> _Set problem_: Lines containing the word "links" are to be located and copied.

> _Provided records_:
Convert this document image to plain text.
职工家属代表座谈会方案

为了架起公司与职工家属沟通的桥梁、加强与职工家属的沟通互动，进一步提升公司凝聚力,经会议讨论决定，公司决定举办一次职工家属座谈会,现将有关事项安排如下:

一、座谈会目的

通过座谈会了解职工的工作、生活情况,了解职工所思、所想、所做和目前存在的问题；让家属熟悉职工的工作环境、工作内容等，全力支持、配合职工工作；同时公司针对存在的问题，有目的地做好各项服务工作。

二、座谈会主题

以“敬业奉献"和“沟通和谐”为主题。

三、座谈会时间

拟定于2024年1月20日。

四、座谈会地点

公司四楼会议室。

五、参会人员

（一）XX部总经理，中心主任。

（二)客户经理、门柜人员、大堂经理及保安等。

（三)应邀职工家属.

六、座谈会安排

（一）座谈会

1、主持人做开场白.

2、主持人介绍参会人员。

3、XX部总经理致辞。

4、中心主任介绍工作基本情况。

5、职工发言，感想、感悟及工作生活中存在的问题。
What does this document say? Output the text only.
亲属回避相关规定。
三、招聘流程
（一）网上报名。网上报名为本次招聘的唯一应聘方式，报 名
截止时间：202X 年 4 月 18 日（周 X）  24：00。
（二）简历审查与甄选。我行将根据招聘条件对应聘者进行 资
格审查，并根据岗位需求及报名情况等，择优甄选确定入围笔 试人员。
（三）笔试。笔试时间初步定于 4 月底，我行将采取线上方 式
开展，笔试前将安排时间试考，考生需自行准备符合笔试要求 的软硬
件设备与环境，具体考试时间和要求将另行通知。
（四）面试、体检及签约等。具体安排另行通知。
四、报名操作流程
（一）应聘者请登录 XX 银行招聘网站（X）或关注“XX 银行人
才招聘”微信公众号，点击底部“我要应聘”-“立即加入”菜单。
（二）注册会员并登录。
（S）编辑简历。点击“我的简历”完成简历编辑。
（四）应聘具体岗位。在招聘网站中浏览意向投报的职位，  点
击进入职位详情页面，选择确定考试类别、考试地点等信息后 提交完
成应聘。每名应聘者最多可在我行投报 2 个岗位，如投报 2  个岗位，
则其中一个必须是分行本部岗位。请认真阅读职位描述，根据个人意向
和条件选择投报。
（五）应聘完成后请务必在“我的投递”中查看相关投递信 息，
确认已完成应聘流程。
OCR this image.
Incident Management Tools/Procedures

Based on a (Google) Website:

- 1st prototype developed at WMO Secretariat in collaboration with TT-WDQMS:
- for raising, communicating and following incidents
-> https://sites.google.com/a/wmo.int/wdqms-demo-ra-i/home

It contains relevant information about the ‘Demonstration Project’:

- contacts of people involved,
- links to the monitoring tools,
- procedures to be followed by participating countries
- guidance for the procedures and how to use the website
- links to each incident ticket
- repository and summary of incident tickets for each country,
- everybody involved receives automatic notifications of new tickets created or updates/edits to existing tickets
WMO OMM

> _Answer to this exercise_:
- links to the monitoring tools,
- links to each incident ticket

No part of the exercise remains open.